■ PROBLEMS AND TASKS:
A) Who was the attending physician the plaintiff consulted, according to the case digest on Pelayo v. Lauron?
B) Carry on the case digest on Pelayo v. Lauron from its last sentence.

■ TEXT PROVIDED:
#####

G.R. No. L-4089, January 12, 1909 12 Phil. 453

ARTURO PELAYO, plaintiff-appellant,

vs. MARCELO LAURON, ET AL., defendants-appellees

PONENTE : TORRES, J

TOPIC : Source of Obligations - Law

PRINCIPLE : Within the meaning of the law, the father and mother-in-law are strangers with
respect to the obligation that devolves upon the husband to provide support, among which is the
furnishing of medical assistance to his wife at the time of her confinement; and, on the other hand, it
does not appear that a contract existed between the defendants and the plaintiff physician, for which
reason it is obvious that the former cannot be compelled to pay fees which they are under no liability to
pay because it does not appear that they consented to bind themselves.

FACTS

On or about October 13, 1906, the plaintiff Arturo Pelayo was called to the house of the defendants,
Marcelo Lauron and Juana Abella situated in San Nicolas, and that upon arrival he was requested by
them to render medical assistance to their daughter-in-law who was about to give birth to a child. After
consultation with the attending physician, Dr. Escaño, the plaintiff found it necessary to remove the
fetus by means of an operation, in which service he was occupied until the following morning, and had
visited the patient several times. The equitable value of the services rendered by the plaintiff was
P500.00, which the defendants refused to pay.

The plaintiff filed a complaint against the defendants on November 23, 1906, requesting that a judgment
be entered in his favor as against the defendants, or any of them, for the sum of P500 plus costs, as well
as any additional remedy considered appropriate. In response, the defendants denied all allegations and
claimed as a special defense that their daughter-in-law died as a result of the said childbirth, that while
she was still alive, she lived independently and in a separate house with her husband and had no
relation to them, and that on the day she gave birth, she was in the defendants' house and her stay
there was accidental and due to fortuitous circumstances. Thus, the defendants prayed that they be
absolved from the complaint with costs against the plaintiff.

The lower court rendered judgment in favor of the defendants absolving them from the complaint.

ISSUE

The issue is whether or not the parents-in-law are under any obligation to pay the fees claimed by the
plaintiff.
RULING

The defendants were not, nor are they now, under any obligation by virtue of any legal provision, to pay
the fees claimed, nor in consequence of any contract entered into between them and the plaintiff from
which such obligation might have arisen.

#####

■ SOURCE INFORMATION:

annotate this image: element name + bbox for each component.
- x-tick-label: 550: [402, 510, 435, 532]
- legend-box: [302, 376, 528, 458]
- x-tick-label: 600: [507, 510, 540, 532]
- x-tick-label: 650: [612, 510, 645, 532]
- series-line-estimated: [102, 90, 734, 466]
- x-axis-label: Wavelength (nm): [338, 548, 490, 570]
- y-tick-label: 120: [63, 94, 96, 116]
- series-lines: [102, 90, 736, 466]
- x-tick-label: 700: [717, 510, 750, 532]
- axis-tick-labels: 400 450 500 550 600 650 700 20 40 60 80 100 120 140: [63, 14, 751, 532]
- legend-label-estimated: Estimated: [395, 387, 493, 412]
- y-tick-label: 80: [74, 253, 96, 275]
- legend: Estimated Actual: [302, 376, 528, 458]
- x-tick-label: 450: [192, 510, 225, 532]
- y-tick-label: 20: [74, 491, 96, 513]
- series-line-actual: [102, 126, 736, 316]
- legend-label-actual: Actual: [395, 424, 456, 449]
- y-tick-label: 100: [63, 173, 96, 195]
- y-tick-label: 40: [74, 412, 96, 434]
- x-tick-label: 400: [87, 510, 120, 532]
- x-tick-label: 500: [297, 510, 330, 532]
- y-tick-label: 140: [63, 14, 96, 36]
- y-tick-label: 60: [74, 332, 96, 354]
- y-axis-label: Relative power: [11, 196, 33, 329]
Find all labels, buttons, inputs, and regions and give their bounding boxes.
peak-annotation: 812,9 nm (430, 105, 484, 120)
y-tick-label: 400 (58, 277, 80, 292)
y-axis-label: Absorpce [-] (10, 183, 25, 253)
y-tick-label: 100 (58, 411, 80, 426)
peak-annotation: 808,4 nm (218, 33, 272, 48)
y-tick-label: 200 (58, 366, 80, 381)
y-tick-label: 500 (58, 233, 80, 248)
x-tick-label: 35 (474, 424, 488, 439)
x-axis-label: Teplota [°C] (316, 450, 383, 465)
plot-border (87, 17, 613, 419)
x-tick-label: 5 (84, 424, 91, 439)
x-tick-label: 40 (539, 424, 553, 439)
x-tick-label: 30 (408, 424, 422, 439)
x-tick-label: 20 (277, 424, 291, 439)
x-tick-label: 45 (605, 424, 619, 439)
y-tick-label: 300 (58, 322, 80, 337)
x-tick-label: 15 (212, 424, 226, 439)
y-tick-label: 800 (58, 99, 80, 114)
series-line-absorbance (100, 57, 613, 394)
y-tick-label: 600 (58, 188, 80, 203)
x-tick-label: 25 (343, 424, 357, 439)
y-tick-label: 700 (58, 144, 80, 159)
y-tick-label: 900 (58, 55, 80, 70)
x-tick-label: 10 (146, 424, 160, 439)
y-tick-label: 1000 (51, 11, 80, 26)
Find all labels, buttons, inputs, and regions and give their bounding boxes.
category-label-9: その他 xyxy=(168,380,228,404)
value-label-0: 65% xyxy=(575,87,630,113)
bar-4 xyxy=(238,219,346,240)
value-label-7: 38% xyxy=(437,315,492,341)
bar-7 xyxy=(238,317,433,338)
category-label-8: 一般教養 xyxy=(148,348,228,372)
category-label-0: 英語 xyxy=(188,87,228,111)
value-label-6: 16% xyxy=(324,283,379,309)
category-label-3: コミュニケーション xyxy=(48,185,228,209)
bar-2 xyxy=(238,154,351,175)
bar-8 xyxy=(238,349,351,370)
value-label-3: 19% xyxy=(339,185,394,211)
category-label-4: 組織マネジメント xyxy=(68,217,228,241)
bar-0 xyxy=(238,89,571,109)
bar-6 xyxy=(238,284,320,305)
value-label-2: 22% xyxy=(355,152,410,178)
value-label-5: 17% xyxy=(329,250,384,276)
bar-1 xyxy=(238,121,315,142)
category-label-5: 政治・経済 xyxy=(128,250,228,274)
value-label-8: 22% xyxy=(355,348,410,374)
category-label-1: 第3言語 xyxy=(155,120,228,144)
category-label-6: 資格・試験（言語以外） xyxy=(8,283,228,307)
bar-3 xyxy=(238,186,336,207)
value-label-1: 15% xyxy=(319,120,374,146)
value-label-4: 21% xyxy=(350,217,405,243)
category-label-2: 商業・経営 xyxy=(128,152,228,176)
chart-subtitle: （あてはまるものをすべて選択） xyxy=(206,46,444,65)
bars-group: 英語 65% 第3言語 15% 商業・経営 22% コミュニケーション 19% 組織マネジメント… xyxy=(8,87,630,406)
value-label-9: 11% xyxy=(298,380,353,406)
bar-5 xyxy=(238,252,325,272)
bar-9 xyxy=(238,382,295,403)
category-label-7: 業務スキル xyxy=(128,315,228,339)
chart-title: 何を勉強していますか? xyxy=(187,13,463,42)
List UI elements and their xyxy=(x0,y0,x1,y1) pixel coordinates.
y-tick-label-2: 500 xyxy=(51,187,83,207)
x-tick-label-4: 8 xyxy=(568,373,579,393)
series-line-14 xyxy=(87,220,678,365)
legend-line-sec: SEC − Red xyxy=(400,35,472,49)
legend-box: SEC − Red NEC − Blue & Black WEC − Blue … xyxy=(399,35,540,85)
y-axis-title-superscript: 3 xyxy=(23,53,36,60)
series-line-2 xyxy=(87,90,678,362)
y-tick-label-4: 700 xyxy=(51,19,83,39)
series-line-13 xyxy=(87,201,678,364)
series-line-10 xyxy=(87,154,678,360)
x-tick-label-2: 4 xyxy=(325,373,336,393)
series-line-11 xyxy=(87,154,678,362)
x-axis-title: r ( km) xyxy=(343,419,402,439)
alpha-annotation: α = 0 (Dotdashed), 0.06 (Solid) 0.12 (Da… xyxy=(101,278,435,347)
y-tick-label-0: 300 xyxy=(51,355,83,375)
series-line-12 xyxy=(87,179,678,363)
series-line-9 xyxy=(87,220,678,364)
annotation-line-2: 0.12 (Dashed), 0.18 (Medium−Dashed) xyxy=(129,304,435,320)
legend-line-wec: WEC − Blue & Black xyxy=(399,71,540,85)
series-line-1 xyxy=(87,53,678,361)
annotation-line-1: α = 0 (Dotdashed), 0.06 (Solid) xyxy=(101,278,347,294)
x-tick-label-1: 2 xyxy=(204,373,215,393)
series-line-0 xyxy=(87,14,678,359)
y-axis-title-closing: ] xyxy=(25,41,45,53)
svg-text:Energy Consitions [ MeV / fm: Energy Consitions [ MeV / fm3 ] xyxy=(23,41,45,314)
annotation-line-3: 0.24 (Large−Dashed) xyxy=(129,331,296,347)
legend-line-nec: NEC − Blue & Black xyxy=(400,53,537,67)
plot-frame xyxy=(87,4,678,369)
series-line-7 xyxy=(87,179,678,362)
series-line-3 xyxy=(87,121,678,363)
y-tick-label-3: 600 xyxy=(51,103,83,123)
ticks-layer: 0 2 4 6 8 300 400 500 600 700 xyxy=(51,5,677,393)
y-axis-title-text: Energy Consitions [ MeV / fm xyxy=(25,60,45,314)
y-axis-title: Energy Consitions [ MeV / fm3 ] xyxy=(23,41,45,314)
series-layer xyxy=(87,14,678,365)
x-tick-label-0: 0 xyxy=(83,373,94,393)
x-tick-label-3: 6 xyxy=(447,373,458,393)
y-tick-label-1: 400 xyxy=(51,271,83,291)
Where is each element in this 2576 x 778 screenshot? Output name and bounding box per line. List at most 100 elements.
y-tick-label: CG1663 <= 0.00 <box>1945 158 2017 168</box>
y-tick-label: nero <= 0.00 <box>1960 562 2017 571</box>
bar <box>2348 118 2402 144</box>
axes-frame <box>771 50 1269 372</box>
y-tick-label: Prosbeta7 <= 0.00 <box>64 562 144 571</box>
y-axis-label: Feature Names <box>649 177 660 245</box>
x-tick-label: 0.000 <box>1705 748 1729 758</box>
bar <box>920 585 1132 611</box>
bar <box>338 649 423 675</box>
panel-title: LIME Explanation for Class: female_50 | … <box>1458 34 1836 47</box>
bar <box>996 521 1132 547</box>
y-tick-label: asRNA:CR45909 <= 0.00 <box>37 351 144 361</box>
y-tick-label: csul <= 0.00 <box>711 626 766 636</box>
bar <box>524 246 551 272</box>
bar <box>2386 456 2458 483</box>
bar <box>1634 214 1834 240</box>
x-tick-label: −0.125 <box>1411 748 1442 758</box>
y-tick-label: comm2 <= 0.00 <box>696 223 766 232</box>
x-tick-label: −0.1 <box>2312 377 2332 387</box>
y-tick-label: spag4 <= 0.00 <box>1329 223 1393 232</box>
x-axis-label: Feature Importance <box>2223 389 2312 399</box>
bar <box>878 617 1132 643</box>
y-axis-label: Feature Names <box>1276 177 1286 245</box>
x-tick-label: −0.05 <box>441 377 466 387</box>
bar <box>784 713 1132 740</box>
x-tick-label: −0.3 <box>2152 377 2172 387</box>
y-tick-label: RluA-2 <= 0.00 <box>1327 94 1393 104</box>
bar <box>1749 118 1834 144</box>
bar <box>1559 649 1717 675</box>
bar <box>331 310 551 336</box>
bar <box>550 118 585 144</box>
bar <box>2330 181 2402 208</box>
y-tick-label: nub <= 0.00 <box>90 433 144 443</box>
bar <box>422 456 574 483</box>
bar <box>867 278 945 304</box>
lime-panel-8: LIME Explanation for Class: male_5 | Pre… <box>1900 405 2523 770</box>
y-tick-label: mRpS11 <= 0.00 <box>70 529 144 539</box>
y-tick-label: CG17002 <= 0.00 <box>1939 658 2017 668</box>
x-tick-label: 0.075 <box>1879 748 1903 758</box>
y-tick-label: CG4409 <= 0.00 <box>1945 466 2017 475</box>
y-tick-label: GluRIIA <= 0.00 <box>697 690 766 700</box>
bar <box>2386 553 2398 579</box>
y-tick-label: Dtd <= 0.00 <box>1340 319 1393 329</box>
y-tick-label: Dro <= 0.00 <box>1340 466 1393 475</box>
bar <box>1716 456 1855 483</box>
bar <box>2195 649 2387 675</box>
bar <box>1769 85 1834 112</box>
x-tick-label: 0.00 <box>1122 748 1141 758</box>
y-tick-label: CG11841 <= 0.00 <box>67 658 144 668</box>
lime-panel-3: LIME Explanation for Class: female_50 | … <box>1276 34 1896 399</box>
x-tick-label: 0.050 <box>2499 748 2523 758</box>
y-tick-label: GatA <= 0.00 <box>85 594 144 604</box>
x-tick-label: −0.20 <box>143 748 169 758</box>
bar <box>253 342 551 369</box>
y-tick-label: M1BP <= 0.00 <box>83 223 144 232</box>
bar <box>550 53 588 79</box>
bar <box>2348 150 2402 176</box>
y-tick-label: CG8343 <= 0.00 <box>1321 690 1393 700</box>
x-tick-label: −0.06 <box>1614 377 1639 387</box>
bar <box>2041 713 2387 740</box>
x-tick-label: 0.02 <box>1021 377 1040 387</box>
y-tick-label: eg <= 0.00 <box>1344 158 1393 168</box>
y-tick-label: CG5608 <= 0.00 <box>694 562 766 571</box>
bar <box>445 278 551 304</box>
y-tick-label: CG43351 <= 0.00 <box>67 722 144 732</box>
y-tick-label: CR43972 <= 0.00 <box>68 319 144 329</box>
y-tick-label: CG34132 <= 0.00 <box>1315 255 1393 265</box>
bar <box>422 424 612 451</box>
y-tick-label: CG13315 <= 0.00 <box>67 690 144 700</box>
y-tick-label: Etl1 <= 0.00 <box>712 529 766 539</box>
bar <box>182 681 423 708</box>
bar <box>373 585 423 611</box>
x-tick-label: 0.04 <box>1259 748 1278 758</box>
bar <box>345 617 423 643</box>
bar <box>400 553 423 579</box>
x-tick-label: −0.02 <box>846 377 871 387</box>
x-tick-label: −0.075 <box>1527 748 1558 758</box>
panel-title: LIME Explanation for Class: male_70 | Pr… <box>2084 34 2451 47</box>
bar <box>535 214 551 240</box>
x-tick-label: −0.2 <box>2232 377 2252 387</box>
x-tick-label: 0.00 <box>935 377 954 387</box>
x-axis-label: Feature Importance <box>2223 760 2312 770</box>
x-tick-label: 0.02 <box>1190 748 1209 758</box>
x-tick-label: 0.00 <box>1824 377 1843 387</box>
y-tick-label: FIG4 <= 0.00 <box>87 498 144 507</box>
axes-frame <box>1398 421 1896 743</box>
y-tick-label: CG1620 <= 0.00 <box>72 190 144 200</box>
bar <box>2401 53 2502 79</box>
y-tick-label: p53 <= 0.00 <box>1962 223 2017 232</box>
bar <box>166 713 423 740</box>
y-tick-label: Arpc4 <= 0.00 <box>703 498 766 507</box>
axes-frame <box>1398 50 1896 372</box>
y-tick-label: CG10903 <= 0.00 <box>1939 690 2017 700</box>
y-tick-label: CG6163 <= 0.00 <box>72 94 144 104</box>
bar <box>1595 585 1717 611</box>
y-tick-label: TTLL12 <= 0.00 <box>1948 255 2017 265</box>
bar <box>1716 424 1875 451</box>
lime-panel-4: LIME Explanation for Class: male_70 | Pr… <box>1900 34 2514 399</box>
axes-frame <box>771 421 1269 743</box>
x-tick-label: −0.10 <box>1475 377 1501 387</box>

#####

■ OUTPUTS IN ORDER:
A) Dr. Escaño.

B)
The rendering of medical assistance in case of illness is comprised among the mutual obligations to
which spouses are bound by way of mutual support. When either of them by reason of illness should be
in need of medical assistance, the other is under the unavoidable obligation to furnish the necessary
services of a physician in order that the health may be restored; the party bound to furnish such support
is therefore, liable for all the expenses, including the fees of the medical expert for his professional
services. The liability arises from the obligation, which the law has expressly established, between
married couples. It is therefore the husband of the patient who is bound to pay for the services of the
plaintiff. The fact that it was not the husband who called the plaintiff and requested the medical
assistance for his wife is no bar to his fulfillment of such obligation, as the defendants, in view of the
imminent danger to which the life of the patient was at that moment exposed, considered that the
medical assistance was urgently needed. Therefore, plaintiff should direct his action against the husband
of the patient, and not against her parents-in-law.

DISPOSITIVE PORTION

The foregoing suffices to demonstrate that the first and second errors assigned to the judgment below
are unfounded, because, if the plaintiff has no right of action against the defendants, it is needless to
declare whether or not the use of forceps is a surgical operation.

Therefore, in view of the consideration herein before set forth, it is our opinion that the judgment
appealed from should be affirmed with the costs against the appellant. So ordered.